Job: Your copy of the material must match it exactly, except that pictures are dropped.
━━━━
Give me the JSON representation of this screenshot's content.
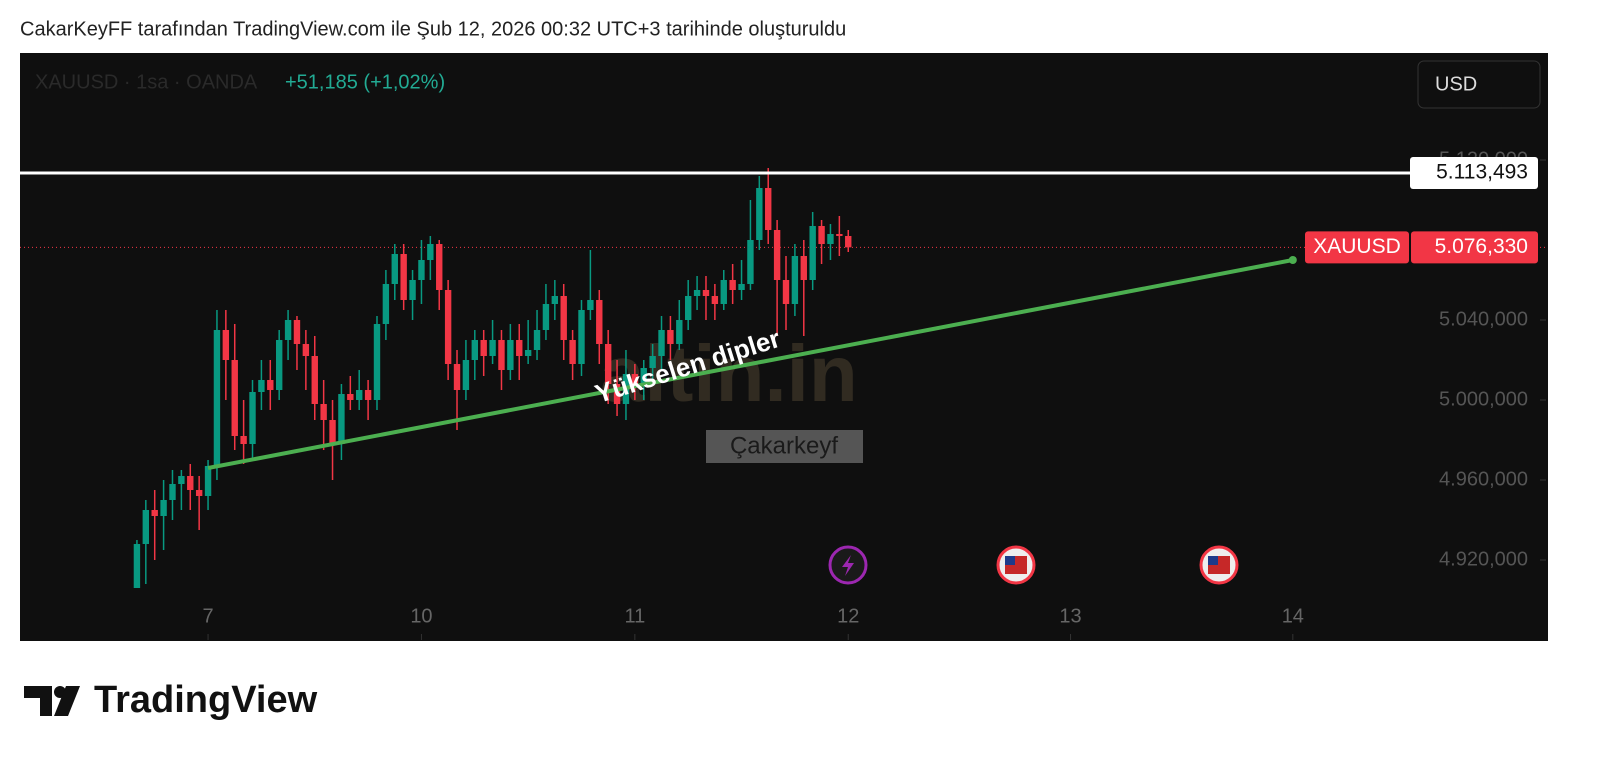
{
  "header": {
    "title": "CakarKeyFF tarafından TradingView.com ile Şub 12, 2026 00:32 UTC+3 tarihinde oluşturuldu"
  },
  "footer": {
    "brand": "TradingView"
  },
  "chart_data": {
    "type": "candlestick",
    "symbol": "XAUUSD · 1sa · OANDA",
    "change": "+51,185 (+1,02%)",
    "currency": "USD",
    "watermark": "altin.in",
    "author_label": "Çakarkeyf",
    "up_color": "#089981",
    "down_color": "#f23645",
    "xlim": [
      -21.15,
      150.7
    ],
    "ylim": [
      4880,
      5172.5
    ],
    "xticks": [
      {
        "value": 0,
        "label": "7"
      },
      {
        "value": 24,
        "label": "10"
      },
      {
        "value": 48,
        "label": "11"
      },
      {
        "value": 72,
        "label": "12"
      },
      {
        "value": 97,
        "label": "13"
      },
      {
        "value": 122,
        "label": "14"
      }
    ],
    "yticks": [
      {
        "value": 5120,
        "label": "5.120,000"
      },
      {
        "value": 5040,
        "label": "5.040,000"
      },
      {
        "value": 5000,
        "label": "5.000,000"
      },
      {
        "value": 4960,
        "label": "4.960,000"
      },
      {
        "value": 4920,
        "label": "4.920,000"
      }
    ],
    "x": [
      -8,
      -7,
      -6,
      -5,
      -4,
      -3,
      -2,
      -1,
      0,
      1,
      2,
      3,
      4,
      5,
      6,
      7,
      8,
      9,
      10,
      11,
      12,
      13,
      14,
      15,
      16,
      17,
      18,
      19,
      20,
      21,
      22,
      23,
      24,
      25,
      26,
      27,
      28,
      29,
      30,
      31,
      32,
      33,
      34,
      35,
      36,
      37,
      38,
      39,
      40,
      41,
      42,
      43,
      44,
      45,
      46,
      47,
      48,
      49,
      50,
      51,
      52,
      53,
      54,
      55,
      56,
      57,
      58,
      59,
      60,
      61,
      62,
      63,
      64,
      65,
      66,
      67,
      68,
      69,
      70,
      71,
      72
    ],
    "open": [
      4906,
      4928,
      4945,
      4942,
      4950,
      4958,
      4962,
      4955,
      4952,
      4967,
      5035,
      5020,
      4982,
      4978,
      5004,
      5010,
      5005,
      5030,
      5040,
      5028,
      5022,
      4998,
      4990,
      4978,
      5003,
      5000,
      5005,
      5000,
      5038,
      5058,
      5073,
      5050,
      5060,
      5070,
      5078,
      5055,
      5018,
      5005,
      5020,
      5030,
      5022,
      5030,
      5015,
      5030,
      5022,
      5025,
      5035,
      5048,
      5052,
      5030,
      5018,
      5045,
      5050,
      5028,
      5008,
      4998,
      5013,
      5008,
      5016,
      5022,
      5035,
      5028,
      5040,
      5052,
      5055,
      5052,
      5048,
      5060,
      5055,
      5058,
      5080,
      5106,
      5085,
      5060,
      5048,
      5072,
      5060,
      5087,
      5078,
      5083,
      5082
    ],
    "high": [
      4930,
      4950,
      4955,
      4960,
      4965,
      4965,
      4968,
      4962,
      4970,
      5045,
      5045,
      5038,
      5000,
      5010,
      5020,
      5020,
      5035,
      5045,
      5042,
      5035,
      5032,
      5010,
      5000,
      5008,
      5012,
      5015,
      5010,
      5042,
      5065,
      5078,
      5078,
      5065,
      5080,
      5082,
      5080,
      5060,
      5025,
      5030,
      5035,
      5035,
      5040,
      5035,
      5038,
      5038,
      5040,
      5045,
      5058,
      5060,
      5058,
      5035,
      5050,
      5075,
      5055,
      5035,
      5020,
      5025,
      5018,
      5020,
      5028,
      5042,
      5042,
      5050,
      5060,
      5062,
      5062,
      5058,
      5065,
      5068,
      5070,
      5100,
      5112,
      5116,
      5090,
      5072,
      5078,
      5080,
      5094,
      5090,
      5088,
      5092,
      5085
    ],
    "low": [
      4906,
      4908,
      4920,
      4925,
      4940,
      4945,
      4945,
      4935,
      4945,
      4960,
      5000,
      4975,
      4968,
      4970,
      4995,
      4995,
      5000,
      5020,
      5015,
      5005,
      4990,
      4975,
      4960,
      4970,
      4995,
      4995,
      4990,
      4995,
      5030,
      5050,
      5045,
      5040,
      5048,
      5060,
      5045,
      5010,
      4985,
      5000,
      5010,
      5012,
      5018,
      5005,
      5010,
      5010,
      5018,
      5020,
      5030,
      5040,
      5020,
      5010,
      5012,
      5040,
      5018,
      4998,
      4992,
      4990,
      5000,
      5000,
      5010,
      5015,
      5020,
      5025,
      5035,
      5045,
      5040,
      5040,
      5045,
      5048,
      5050,
      5055,
      5075,
      5078,
      5032,
      5035,
      5042,
      5032,
      5055,
      5068,
      5070,
      5072,
      5074
    ],
    "close": [
      4928,
      4945,
      4942,
      4950,
      4958,
      4962,
      4955,
      4952,
      4967,
      5035,
      5020,
      4982,
      4978,
      5004,
      5010,
      5005,
      5030,
      5040,
      5028,
      5022,
      4998,
      4990,
      4978,
      5003,
      5000,
      5005,
      5000,
      5038,
      5058,
      5073,
      5050,
      5060,
      5070,
      5078,
      5055,
      5018,
      5005,
      5020,
      5030,
      5022,
      5030,
      5015,
      5030,
      5022,
      5025,
      5035,
      5048,
      5052,
      5030,
      5018,
      5045,
      5050,
      5028,
      5008,
      4998,
      5013,
      5008,
      5016,
      5022,
      5035,
      5028,
      5040,
      5052,
      5055,
      5052,
      5048,
      5060,
      5055,
      5058,
      5080,
      5106,
      5085,
      5060,
      5048,
      5072,
      5060,
      5087,
      5078,
      5083,
      5082,
      5076.33
    ],
    "horizontal_line": {
      "value": 5113.493,
      "label": "5.113,493"
    },
    "price_line": {
      "name": "XAUUSD",
      "value": 5076.33,
      "label": "5.076,330"
    },
    "trend_line": {
      "x": [
        0,
        122
      ],
      "y": [
        4966,
        5070
      ],
      "label": "Yükselen dipler"
    }
  }
}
━━━━
Exercise solution:
Give me the JSON representation of this screenshot's content.
{
  "header": {
    "title": "CakarKeyFF tarafından TradingView.com ile Şub 12, 2026 00:32 UTC+3 tarihinde oluşturuldu"
  },
  "footer": {
    "brand": "TradingView"
  },
  "chart_data": {
    "type": "candlestick",
    "symbol": "XAUUSD · 1sa · OANDA",
    "change": "+51,185 (+1,02%)",
    "currency": "USD",
    "watermark": "altin.in",
    "author_label": "Çakarkeyf",
    "up_color": "#089981",
    "down_color": "#f23645",
    "xlim": [
      -21.15,
      150.7
    ],
    "ylim": [
      4880,
      5172.5
    ],
    "xticks": [
      {
        "value": 0,
        "label": "7"
      },
      {
        "value": 24,
        "label": "10"
      },
      {
        "value": 48,
        "label": "11"
      },
      {
        "value": 72,
        "label": "12"
      },
      {
        "value": 97,
        "label": "13"
      },
      {
        "value": 122,
        "label": "14"
      }
    ],
    "yticks": [
      {
        "value": 5120,
        "label": "5.120,000"
      },
      {
        "value": 5040,
        "label": "5.040,000"
      },
      {
        "value": 5000,
        "label": "5.000,000"
      },
      {
        "value": 4960,
        "label": "4.960,000"
      },
      {
        "value": 4920,
        "label": "4.920,000"
      }
    ],
    "x": [
      -8,
      -7,
      -6,
      -5,
      -4,
      -3,
      -2,
      -1,
      0,
      1,
      2,
      3,
      4,
      5,
      6,
      7,
      8,
      9,
      10,
      11,
      12,
      13,
      14,
      15,
      16,
      17,
      18,
      19,
      20,
      21,
      22,
      23,
      24,
      25,
      26,
      27,
      28,
      29,
      30,
      31,
      32,
      33,
      34,
      35,
      36,
      37,
      38,
      39,
      40,
      41,
      42,
      43,
      44,
      45,
      46,
      47,
      48,
      49,
      50,
      51,
      52,
      53,
      54,
      55,
      56,
      57,
      58,
      59,
      60,
      61,
      62,
      63,
      64,
      65,
      66,
      67,
      68,
      69,
      70,
      71,
      72
    ],
    "open": [
      4906,
      4928,
      4945,
      4942,
      4950,
      4958,
      4962,
      4955,
      4952,
      4967,
      5035,
      5020,
      4982,
      4978,
      5004,
      5010,
      5005,
      5030,
      5040,
      5028,
      5022,
      4998,
      4990,
      4978,
      5003,
      5000,
      5005,
      5000,
      5038,
      5058,
      5073,
      5050,
      5060,
      5070,
      5078,
      5055,
      5018,
      5005,
      5020,
      5030,
      5022,
      5030,
      5015,
      5030,
      5022,
      5025,
      5035,
      5048,
      5052,
      5030,
      5018,
      5045,
      5050,
      5028,
      5008,
      4998,
      5013,
      5008,
      5016,
      5022,
      5035,
      5028,
      5040,
      5052,
      5055,
      5052,
      5048,
      5060,
      5055,
      5058,
      5080,
      5106,
      5085,
      5060,
      5048,
      5072,
      5060,
      5087,
      5078,
      5083,
      5082
    ],
    "high": [
      4930,
      4950,
      4955,
      4960,
      4965,
      4965,
      4968,
      4962,
      4970,
      5045,
      5045,
      5038,
      5000,
      5010,
      5020,
      5020,
      5035,
      5045,
      5042,
      5035,
      5032,
      5010,
      5000,
      5008,
      5012,
      5015,
      5010,
      5042,
      5065,
      5078,
      5078,
      5065,
      5080,
      5082,
      5080,
      5060,
      5025,
      5030,
      5035,
      5035,
      5040,
      5035,
      5038,
      5038,
      5040,
      5045,
      5058,
      5060,
      5058,
      5035,
      5050,
      5075,
      5055,
      5035,
      5020,
      5025,
      5018,
      5020,
      5028,
      5042,
      5042,
      5050,
      5060,
      5062,
      5062,
      5058,
      5065,
      5068,
      5070,
      5100,
      5112,
      5116,
      5090,
      5072,
      5078,
      5080,
      5094,
      5090,
      5088,
      5092,
      5085
    ],
    "low": [
      4906,
      4908,
      4920,
      4925,
      4940,
      4945,
      4945,
      4935,
      4945,
      4960,
      5000,
      4975,
      4968,
      4970,
      4995,
      4995,
      5000,
      5020,
      5015,
      5005,
      4990,
      4975,
      4960,
      4970,
      4995,
      4995,
      4990,
      4995,
      5030,
      5050,
      5045,
      5040,
      5048,
      5060,
      5045,
      5010,
      4985,
      5000,
      5010,
      5012,
      5018,
      5005,
      5010,
      5010,
      5018,
      5020,
      5030,
      5040,
      5020,
      5010,
      5012,
      5040,
      5018,
      4998,
      4992,
      4990,
      5000,
      5000,
      5010,
      5015,
      5020,
      5025,
      5035,
      5045,
      5040,
      5040,
      5045,
      5048,
      5050,
      5055,
      5075,
      5078,
      5032,
      5035,
      5042,
      5032,
      5055,
      5068,
      5070,
      5072,
      5074
    ],
    "close": [
      4928,
      4945,
      4942,
      4950,
      4958,
      4962,
      4955,
      4952,
      4967,
      5035,
      5020,
      4982,
      4978,
      5004,
      5010,
      5005,
      5030,
      5040,
      5028,
      5022,
      4998,
      4990,
      4978,
      5003,
      5000,
      5005,
      5000,
      5038,
      5058,
      5073,
      5050,
      5060,
      5070,
      5078,
      5055,
      5018,
      5005,
      5020,
      5030,
      5022,
      5030,
      5015,
      5030,
      5022,
      5025,
      5035,
      5048,
      5052,
      5030,
      5018,
      5045,
      5050,
      5028,
      5008,
      4998,
      5013,
      5008,
      5016,
      5022,
      5035,
      5028,
      5040,
      5052,
      5055,
      5052,
      5048,
      5060,
      5055,
      5058,
      5080,
      5106,
      5085,
      5060,
      5048,
      5072,
      5060,
      5087,
      5078,
      5083,
      5082,
      5076.33
    ],
    "horizontal_line": {
      "value": 5113.493,
      "label": "5.113,493"
    },
    "price_line": {
      "name": "XAUUSD",
      "value": 5076.33,
      "label": "5.076,330"
    },
    "trend_line": {
      "x": [
        0,
        122
      ],
      "y": [
        4966,
        5070
      ],
      "label": "Yükselen dipler"
    }
  }
}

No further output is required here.